* _Information provided_:
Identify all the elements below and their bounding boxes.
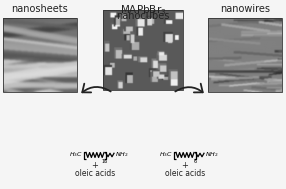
Text: nanocubes: nanocubes: [116, 11, 170, 21]
Text: MAPbBr$_3$: MAPbBr$_3$: [120, 3, 166, 17]
FancyArrowPatch shape: [82, 84, 111, 92]
Text: nanosheets: nanosheets: [12, 4, 68, 14]
Text: 6: 6: [193, 159, 196, 164]
Text: +: +: [182, 160, 188, 170]
Text: $NH_2$: $NH_2$: [115, 151, 129, 160]
Text: 16: 16: [102, 159, 108, 164]
Text: nanowires: nanowires: [220, 4, 270, 14]
Text: $NH_2$: $NH_2$: [205, 151, 219, 160]
Text: $H_3C$: $H_3C$: [158, 151, 172, 160]
Bar: [3, 18, 77, 92]
Bar: [208, 18, 282, 92]
Text: oleic acids: oleic acids: [165, 169, 205, 177]
Text: +: +: [92, 160, 98, 170]
Text: oleic acids: oleic acids: [75, 169, 115, 177]
FancyArrowPatch shape: [175, 84, 203, 92]
Text: $H_3C$: $H_3C$: [69, 151, 82, 160]
Bar: [103, 10, 183, 90]
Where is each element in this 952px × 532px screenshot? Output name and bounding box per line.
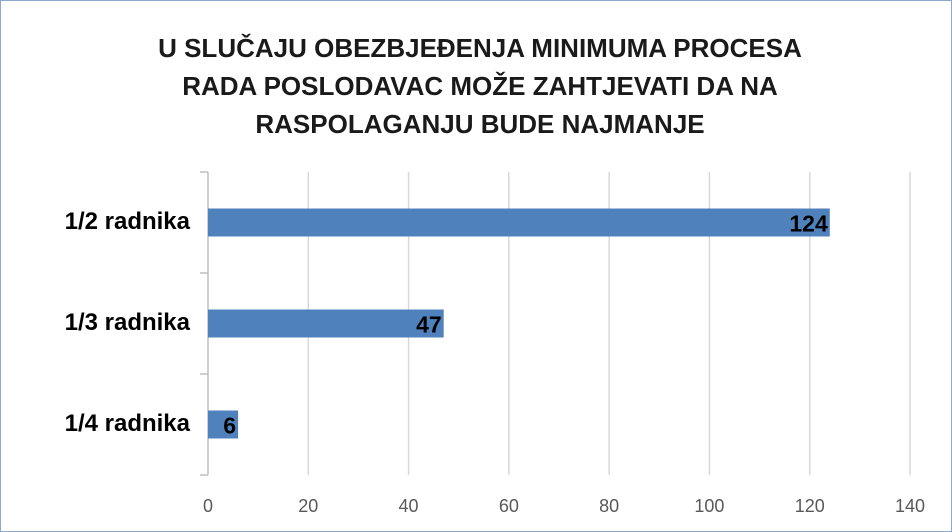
chart-title: RASPOLAGANJU BUDE NAJMANJE [255, 109, 704, 139]
x-tick-label: 40 [399, 496, 419, 516]
x-tick-label: 120 [795, 496, 825, 516]
x-tick-label: 20 [298, 496, 318, 516]
x-tick-label: 140 [895, 496, 925, 516]
x-tick-label: 60 [499, 496, 519, 516]
chart-title: U SLUČAJU OBEZBJEĐENJA MINIMUMA PROCESA [158, 33, 802, 63]
value-label: 47 [416, 312, 442, 338]
chart-title: RADA POSLODAVAC MOŽE ZAHTJEVATI DA NA [182, 71, 778, 101]
value-label: 6 [223, 413, 236, 439]
x-tick-label: 80 [599, 496, 619, 516]
x-tick-label: 100 [694, 496, 724, 516]
y-tick-label: 1/3 radnika [65, 309, 191, 336]
value-label: 124 [789, 211, 828, 237]
y-tick-label: 1/4 radnika [65, 410, 191, 437]
bar [208, 208, 830, 237]
bar [208, 309, 444, 338]
x-tick-label: 0 [203, 496, 213, 516]
y-tick-label: 1/2 radnika [65, 208, 191, 235]
bar [208, 410, 239, 439]
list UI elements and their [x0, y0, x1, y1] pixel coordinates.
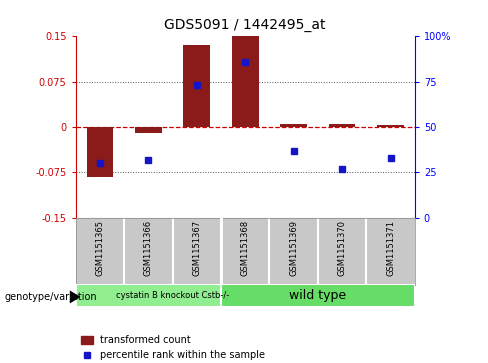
- Text: cystatin B knockout Cstb-/-: cystatin B knockout Cstb-/-: [116, 291, 229, 300]
- Legend: transformed count, percentile rank within the sample: transformed count, percentile rank withi…: [77, 331, 269, 363]
- Bar: [183, 45, 210, 127]
- Bar: [280, 124, 307, 127]
- Bar: [329, 124, 355, 127]
- Text: genotype/variation: genotype/variation: [5, 292, 98, 302]
- Bar: [232, 36, 259, 127]
- Bar: [86, 127, 113, 177]
- Text: GSM1151367: GSM1151367: [192, 220, 201, 276]
- Text: GSM1151371: GSM1151371: [386, 220, 395, 276]
- Text: GSM1151368: GSM1151368: [241, 220, 250, 276]
- Bar: [377, 125, 404, 127]
- Text: wild type: wild type: [289, 289, 346, 302]
- Text: GSM1151369: GSM1151369: [289, 220, 298, 276]
- FancyBboxPatch shape: [76, 284, 221, 307]
- Text: GSM1151370: GSM1151370: [338, 220, 346, 276]
- Text: GSM1151366: GSM1151366: [144, 220, 153, 276]
- Text: GSM1151365: GSM1151365: [95, 220, 104, 276]
- FancyBboxPatch shape: [221, 284, 415, 307]
- Title: GDS5091 / 1442495_at: GDS5091 / 1442495_at: [164, 19, 326, 33]
- Bar: [135, 127, 162, 133]
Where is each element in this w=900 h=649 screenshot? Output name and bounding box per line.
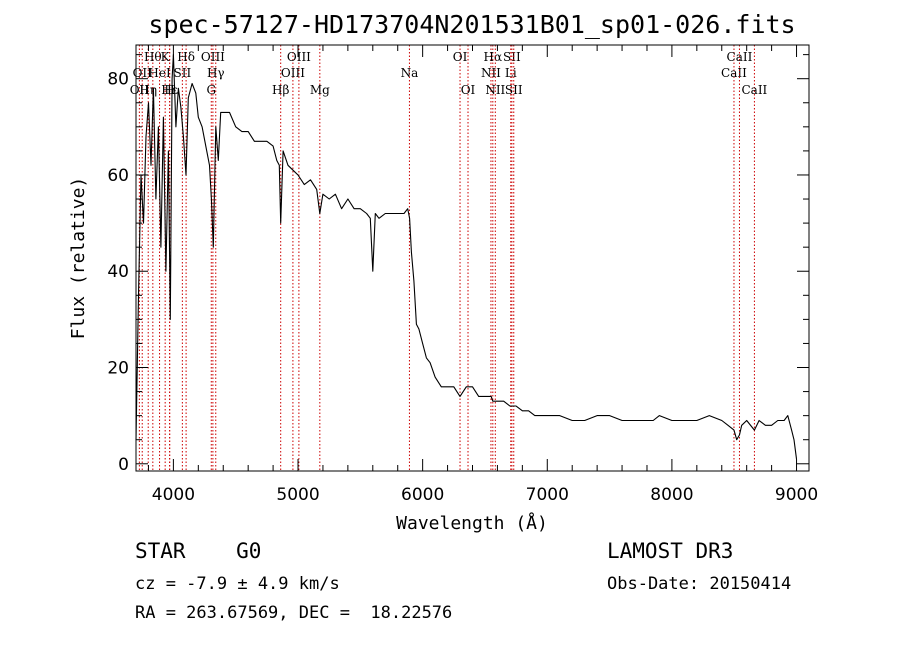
axes: 4000 5000 6000 7000 8000 9000 0 20 40 60 80 xyxy=(107,45,818,505)
line-marker-label: G xyxy=(206,83,216,97)
line-marker-label: NII xyxy=(481,66,501,80)
x-tick-label: 7000 xyxy=(526,485,569,505)
y-axis-label: Flux (relative) xyxy=(68,177,89,340)
line-marker-label: Na xyxy=(401,66,419,80)
observation-date: Obs-Date: 20150414 xyxy=(607,574,792,594)
y-tick-label: 60 xyxy=(107,166,129,186)
line-marker-label: SII xyxy=(503,50,521,64)
line-marker-label: Hη xyxy=(139,83,157,97)
line-marker-label: Mg xyxy=(310,83,330,97)
line-marker-label: CaII xyxy=(741,83,767,97)
line-marker-label: HeI xyxy=(148,66,171,80)
chart-title: spec-57127-HD173704N201531B01_sp01-026.f… xyxy=(148,10,795,39)
line-marker-label: OI xyxy=(461,83,476,97)
survey-name: LAMOST DR3 xyxy=(607,539,734,563)
line-markers: OIIOIIHηHθHeIKHHεSIIHδGOIIIHγHβOIIIOIIIM… xyxy=(130,45,768,471)
plot-frame xyxy=(135,44,810,472)
spectrum-line xyxy=(135,54,798,460)
line-marker-label: OIII xyxy=(201,50,225,64)
line-marker-label: OII xyxy=(130,83,150,97)
line-marker-label: SII xyxy=(505,83,523,97)
line-marker-label: Hγ xyxy=(207,66,225,80)
line-marker-label: OIII xyxy=(287,50,311,64)
y-tick-label: 40 xyxy=(107,262,129,282)
object-class: STAR G0 xyxy=(135,539,262,563)
line-marker-label: CaII xyxy=(721,66,747,80)
y-tick-label: 20 xyxy=(107,359,129,379)
line-marker-label: Hθ xyxy=(144,50,162,64)
redshift-readout: cz = -7.9 ± 4.9 km/s xyxy=(135,574,340,594)
y-tick-label: 80 xyxy=(107,70,129,90)
line-marker-label: SII xyxy=(174,66,192,80)
x-tick-label: 4000 xyxy=(152,485,195,505)
x-tick-label: 6000 xyxy=(401,485,444,505)
coordinates-readout: RA = 263.67569, DEC = 18.22576 xyxy=(135,603,453,623)
spectrum-series xyxy=(135,54,798,460)
line-marker-label: H xyxy=(164,83,174,97)
x-tick-label: 9000 xyxy=(775,485,818,505)
y-tick-label: 0 xyxy=(118,455,129,475)
line-marker-label: Hδ xyxy=(177,50,195,64)
line-marker-label: OII xyxy=(133,66,153,80)
line-marker-label: OI xyxy=(453,50,468,64)
line-marker-label: Hβ xyxy=(272,83,289,97)
x-tick-label: 5000 xyxy=(276,485,319,505)
x-tick-label: 8000 xyxy=(650,485,693,505)
line-marker-label: NII xyxy=(485,83,505,97)
line-marker-label: K xyxy=(161,50,171,64)
x-axis-label: Wavelength (Å) xyxy=(396,512,548,534)
line-marker-label: Li xyxy=(505,66,517,80)
line-marker-label: Hε xyxy=(161,83,178,97)
line-marker-label: OIII xyxy=(281,66,305,80)
line-marker-label: Hα xyxy=(484,50,503,64)
line-marker-label: CaII xyxy=(727,50,753,64)
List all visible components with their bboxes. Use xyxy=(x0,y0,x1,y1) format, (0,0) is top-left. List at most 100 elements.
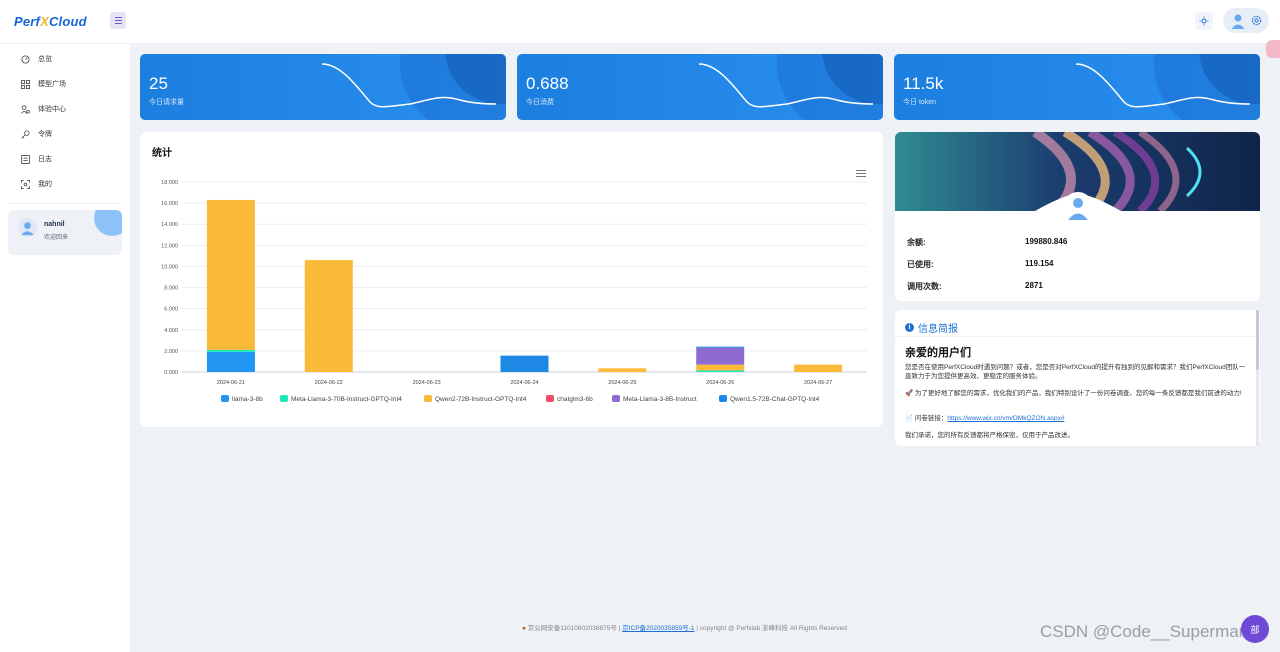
y-tick-label: 8.000 xyxy=(164,286,178,292)
y-tick-label: 16.000 xyxy=(161,201,178,207)
chart-title: 统计 xyxy=(152,148,172,159)
legend-swatch xyxy=(424,395,432,402)
x-tick-label: 2024-06-26 xyxy=(706,380,734,386)
account-card: 余额: 199880.846 已使用: 119.154 调用次数: 2871 xyxy=(895,132,1260,301)
sidebar-item-experience[interactable]: 体验中心 xyxy=(8,98,122,120)
sidebar-item-label: 体验中心 xyxy=(38,106,66,113)
sidebar-item-overview[interactable]: 总览 xyxy=(8,48,122,70)
y-tick-label: 0.000 xyxy=(164,370,178,376)
sidebar-item-label: 我的 xyxy=(38,181,52,188)
info-icon: i xyxy=(905,323,914,332)
x-tick-label: 2024-06-25 xyxy=(608,380,636,386)
calls-label: 调用次数: xyxy=(907,282,942,291)
calls-value: 2871 xyxy=(1025,281,1043,290)
police-record: 京公网安备11010802038875号 xyxy=(527,625,617,632)
legend-label: Meta-Llama-3-70B-Instruct-GPTQ-Int4 xyxy=(291,396,402,403)
info-heading: 亲爱的用户们 xyxy=(905,347,971,359)
info-scrollbar[interactable] xyxy=(1256,310,1259,446)
stat-card-cost: 0.688 今日消费 xyxy=(517,54,883,120)
sidebar-item-tokens[interactable]: 令牌 xyxy=(8,123,122,145)
top-bar: PerfXCloud xyxy=(0,0,1280,44)
used-value: 119.154 xyxy=(1025,259,1054,268)
x-tick-label: 2024-06-22 xyxy=(315,380,343,386)
info-header: i 信息简报 xyxy=(905,320,958,335)
avatar-icon xyxy=(1231,14,1245,29)
avatar-icon xyxy=(18,218,37,237)
stat-value: 11.5k xyxy=(903,74,944,93)
copyright: | copyright @ Perfxlab 澎峰科技 All Rights R… xyxy=(696,625,847,632)
bar-segment xyxy=(206,351,255,372)
legend-swatch xyxy=(280,395,288,402)
y-tick-label: 4.000 xyxy=(164,328,178,334)
x-tick-label: 2024-06-27 xyxy=(804,380,832,386)
x-tick-label: 2024-06-21 xyxy=(217,380,245,386)
brand-logo[interactable]: PerfXCloud xyxy=(14,14,87,29)
stat-label: 今日 token xyxy=(903,99,937,106)
experience-icon xyxy=(20,104,30,114)
stat-card-decoration xyxy=(321,54,506,120)
sidebar-item-mine[interactable]: 我的 xyxy=(8,173,122,195)
bar-segment xyxy=(696,346,745,348)
icp-link[interactable]: 京ICP备2020035859号-1 xyxy=(622,625,695,632)
menu-toggle-button[interactable] xyxy=(110,12,126,29)
legend-label: Meta-Llama-3-8B-Instruct xyxy=(623,396,697,403)
statistics-card: 统计 0.000 2.000 4.000 6.000 8.000 10.000 12.000… xyxy=(140,132,883,427)
sidebar-item-models[interactable]: 模型广场 xyxy=(8,73,122,95)
bar-chart: 0.000 2.000 4.000 6.000 8.000 10.000 12.000 14.… xyxy=(161,180,867,403)
avatar-icon xyxy=(1063,192,1093,222)
sidebar-item-label: 总览 xyxy=(38,56,52,63)
divider xyxy=(895,336,1260,337)
stat-value: 0.688 xyxy=(526,74,569,93)
bar-segment xyxy=(696,347,745,365)
grid-icon xyxy=(20,79,30,89)
bar-segment xyxy=(696,364,745,371)
user-card[interactable]: nahnil 欢迎回来 xyxy=(8,210,122,255)
stat-card-decoration xyxy=(1075,54,1260,120)
divider xyxy=(8,203,122,204)
y-tick-label: 10.000 xyxy=(161,264,178,270)
legend-swatch xyxy=(612,395,620,402)
y-tick-label: 6.000 xyxy=(164,307,178,313)
bar-segment xyxy=(598,368,647,372)
bar-segment xyxy=(304,260,353,372)
sidebar-item-label: 日志 xyxy=(38,156,52,163)
sidebar-item-logs[interactable]: 日志 xyxy=(8,148,122,170)
welcome-text: 欢迎回来 xyxy=(44,235,69,241)
balance-label: 余额: xyxy=(907,238,926,247)
legend-swatch xyxy=(546,395,554,402)
info-paragraph: 🚀 为了更好地了解您的需求，优化我们的产品，我们特别设计了一份问卷调查。您的每一… xyxy=(905,390,1242,397)
bar-segment xyxy=(794,364,843,372)
stat-value: 25 xyxy=(149,74,168,93)
theme-toggle-button[interactable] xyxy=(1195,12,1213,30)
bar-segment xyxy=(206,349,255,352)
dashboard-icon xyxy=(20,54,30,64)
translate-tab[interactable] xyxy=(1266,40,1280,58)
decor-shape xyxy=(94,210,122,236)
bar-segment xyxy=(500,355,549,372)
key-icon xyxy=(20,129,30,139)
footer: ● 京公网安备11010802038875号 | 京ICP备2020035859… xyxy=(522,625,847,632)
stat-card-tokens: 11.5k 今日 token xyxy=(894,54,1260,120)
legend-swatch xyxy=(719,395,727,402)
sidebar-item-label: 模型广场 xyxy=(38,81,66,88)
watermark: CSDN @Code__Superman xyxy=(1040,622,1249,641)
info-paragraph: 我们承诺，您的所有反馈都将严格保密，仅用于产品改进。 xyxy=(905,432,1074,439)
settings-icon xyxy=(1252,15,1262,26)
user-name: nahnil xyxy=(44,221,65,228)
x-tick-label: 2024-06-24 xyxy=(510,380,538,386)
survey-link-line: 📄 问卷链接：https://www.wjx.cn/vm/OMkQZON.asp… xyxy=(905,415,1065,422)
user-menu[interactable] xyxy=(1223,8,1269,33)
legend-swatch xyxy=(221,395,229,402)
bar-segment xyxy=(206,199,255,350)
sidebar-item-label: 令牌 xyxy=(38,131,52,138)
sidebar: 总览 模型广场 体验中心 令牌 日志 我的 nahnil 欢迎回来 xyxy=(0,44,130,652)
y-tick-label: 18.000 xyxy=(161,180,178,186)
chart-menu-button[interactable] xyxy=(856,170,866,179)
survey-link[interactable]: https://www.wjx.cn/vm/OMkQZON.aspx# xyxy=(947,415,1065,422)
stat-card-decoration xyxy=(698,54,883,120)
police-badge-icon: ● xyxy=(522,625,526,632)
log-icon xyxy=(20,154,30,164)
stat-label: 今日请求量 xyxy=(149,99,184,106)
y-tick-label: 14.000 xyxy=(161,222,178,228)
floating-assistant-button[interactable]: 部 xyxy=(1241,615,1269,643)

* _Request_: Copy the lines of the listing verbatim, from the line containing "- Text: cystatin" through the line containing "Where is each element in this w=900", including both of those lines.

* _Expected answer_:
- Text: cystatin B knockout Cstb-/-: cystatin B knockout Cstb-/-: [116, 291, 229, 300]
- Legend: transformed count, percentile rank within the sample: transformed count, percentile rank withi…: [77, 331, 269, 363]
- Bar: [183, 45, 210, 127]
- Bar: [280, 124, 307, 127]
- Bar: [329, 124, 355, 127]
- Text: genotype/variation: genotype/variation: [5, 292, 98, 302]
- Bar: [232, 36, 259, 127]
- Bar: [86, 127, 113, 177]
- Text: GSM1151367: GSM1151367: [192, 220, 201, 276]
- Text: GSM1151371: GSM1151371: [386, 220, 395, 276]
- Text: GSM1151368: GSM1151368: [241, 220, 250, 276]
- Bar: [377, 125, 404, 127]
- Text: wild type: wild type: [289, 289, 346, 302]
- Text: GSM1151369: GSM1151369: [289, 220, 298, 276]
- FancyBboxPatch shape: [76, 284, 221, 307]
- Text: GSM1151370: GSM1151370: [338, 220, 346, 276]
- Text: GSM1151366: GSM1151366: [144, 220, 153, 276]
- Text: GSM1151365: GSM1151365: [95, 220, 104, 276]
- FancyBboxPatch shape: [221, 284, 415, 307]
- Title: GDS5091 / 1442495_at: GDS5091 / 1442495_at: [164, 19, 326, 33]
- Bar: [135, 127, 162, 133]
Where is each element in this w=900 h=649 screenshot? Output name and bounding box per line.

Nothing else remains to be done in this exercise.